▶ _Given exercise_: Copy every entry word for word, but skip the pictures.

(Saved entries)

—————

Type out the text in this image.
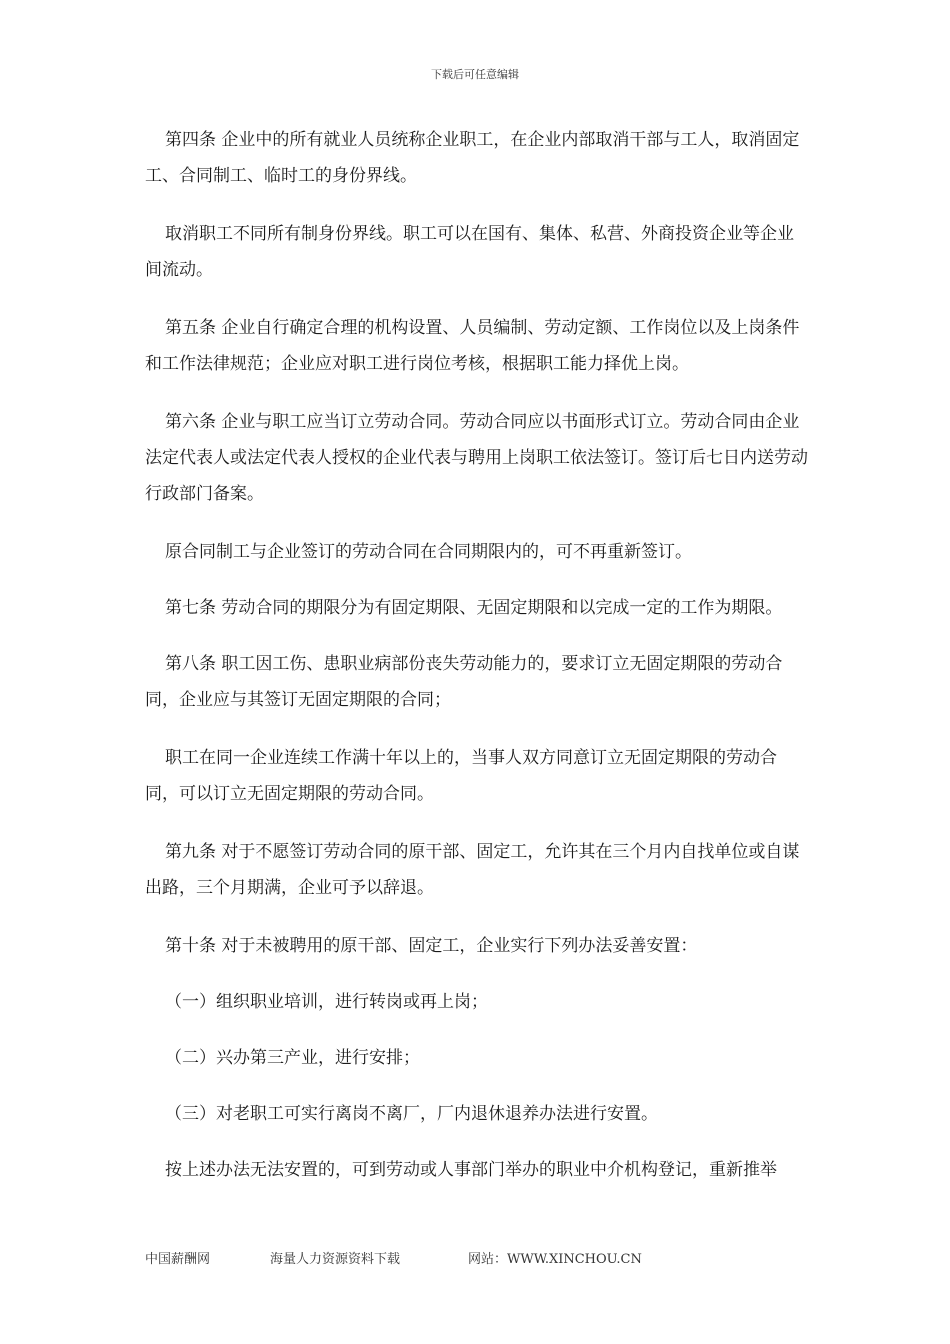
下载后可任意编辑

第四条 企业中的所有就业人员统称企业职工，在企业内部取消干部与工人，取消固定工、合同制工、临时工的身份界线。

取消职工不同所有制身份界线。职工可以在国有、集体、私营、外商投资企业等企业间流动。

第五条 企业自行确定合理的机构设置、人员编制、劳动定额、工作岗位以及上岗条件和工作法律规范；企业应对职工进行岗位考核，根据职工能力择优上岗。

第六条 企业与职工应当订立劳动合同。劳动合同应以书面形式订立。劳动合同由企业法定代表人或法定代表人授权的企业代表与聘用上岗职工依法签订。签订后七日内送劳动行政部门备案。

原合同制工与企业签订的劳动合同在合同期限内的，可不再重新签订。

第七条 劳动合同的期限分为有固定期限、无固定期限和以完成一定的工作为期限。

第八条 职工因工伤、患职业病部份丧失劳动能力的，要求订立无固定期限的劳动合同，企业应与其签订无固定期限的合同；

职工在同一企业连续工作满十年以上的，当事人双方同意订立无固定期限的劳动合同，可以订立无固定期限的劳动合同。

第九条 对于不愿签订劳动合同的原干部、固定工，允许其在三个月内自找单位或自谋出路，三个月期满，企业可予以辞退。

第十条 对于未被聘用的原干部、固定工，企业实行下列办法妥善安置：

（一）组织职业培训，进行转岗或再上岗；

（二）兴办第三产业，进行安排；

（三）对老职工可实行离岗不离厂，厂内退休退养办法进行安置。

按上述办法无法安置的，可到劳动或人事部门举办的职业中介机构登记，重新推举

中国薪酬网	海量人力资源资料下载	网站：WWW.XINCHOU.CN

—————

▶ _Written response_:
Type out the text in this image.
下载后可任意编辑

第四条 企业中的所有就业人员统称企业职工，在企业内部取消干部与工人，取消固定工、合同制工、临时工的身份界线。

取消职工不同所有制身份界线。职工可以在国有、集体、私营、外商投资企业等企业间流动。

第五条 企业自行确定合理的机构设置、人员编制、劳动定额、工作岗位以及上岗条件和工作法律规范；企业应对职工进行岗位考核，根据职工能力择优上岗。

第六条 企业与职工应当订立劳动合同。劳动合同应以书面形式订立。劳动合同由企业法定代表人或法定代表人授权的企业代表与聘用上岗职工依法签订。签订后七日内送劳动行政部门备案。

原合同制工与企业签订的劳动合同在合同期限内的，可不再重新签订。

第七条 劳动合同的期限分为有固定期限、无固定期限和以完成一定的工作为期限。

第八条 职工因工伤、患职业病部份丧失劳动能力的，要求订立无固定期限的劳动合同，企业应与其签订无固定期限的合同；

职工在同一企业连续工作满十年以上的，当事人双方同意订立无固定期限的劳动合同，可以订立无固定期限的劳动合同。

第九条 对于不愿签订劳动合同的原干部、固定工，允许其在三个月内自找单位或自谋出路，三个月期满，企业可予以辞退。

第十条 对于未被聘用的原干部、固定工，企业实行下列办法妥善安置：

（一）组织职业培训，进行转岗或再上岗；

（二）兴办第三产业，进行安排；

（三）对老职工可实行离岗不离厂，厂内退休退养办法进行安置。

按上述办法无法安置的，可到劳动或人事部门举办的职业中介机构登记，重新推举

中国薪酬网	海量人力资源资料下载	网站：WWW.XINCHOU.CN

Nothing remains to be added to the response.